SOURCE PASSAGE:
*-*-*
# deathwing loadout/tactics not sure



## MidnightKid333 (Feb 2, 2011)

ive been attached to thunderhammer and storm shield weapon loadout with a cyclone missile launcher for my terminators. i fell like this build is a bit unfair for my enemy, but my current list usually has 4 deathwing terminator squads, so i can hold 3 of them in reserve to get 2 of them to DWA. the other squad not held in reserve is either set up for deep strike normally or deployed normally on the table, advancing up the field with a dreadnought w AssCan/CCW and heavy flamer to keep the terminators company. The fourth deathwing squad is deployed normally and advances with a dreadnought identical to the first as well.

my question is. i need all the protection i can get, and i think that replacing the hammer and shield combo will leave me too vulnerable to ap2 weapons when DWAssaulting as well as moving up the board. would it be a good idea to get rid of my extra protection or should i stick with my super mean super tough SS terminators? 

i love the lightning claw weapon build, but im paranoid that theyll all get targeted by ap2 weapons and be destroyed early in the game. if i used the claws, i would need a crusader for protection, but i prefer to play fluff terminators, and Land raiders arent very fluffy to the DW imo.
*-*-*
WORK TO DO: From the Deathwing loadout thread, transcribe the stretch that opens with the words containing "my question is." and closes with "tough SS terminators?", matching its spelling, capitalization, and punctuation.

MATERIAL:
*-*-*
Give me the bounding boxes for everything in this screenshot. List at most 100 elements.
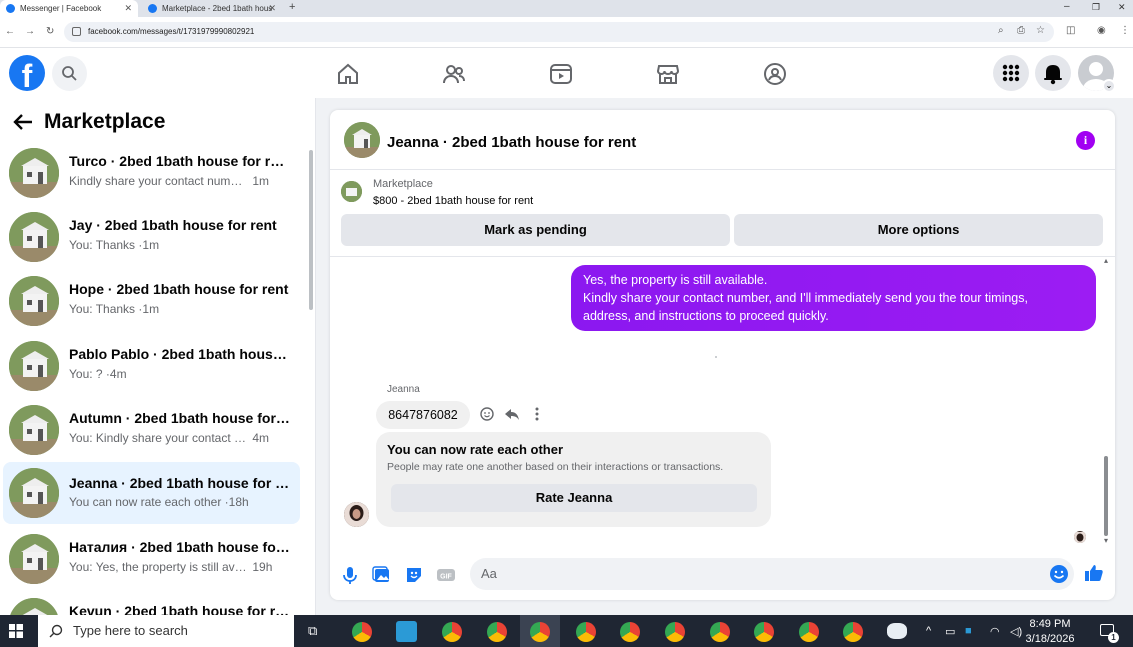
*-*-*
RESULT:
my question is. i need all the protection i can get, and i think that replacing the hammer and shield combo will leave me too vulnerable to ap2 weapons when DWAssaulting as well as moving up the board. would it be a good idea to get rid of my extra protection or should i stick with my super mean super tough SS terminators?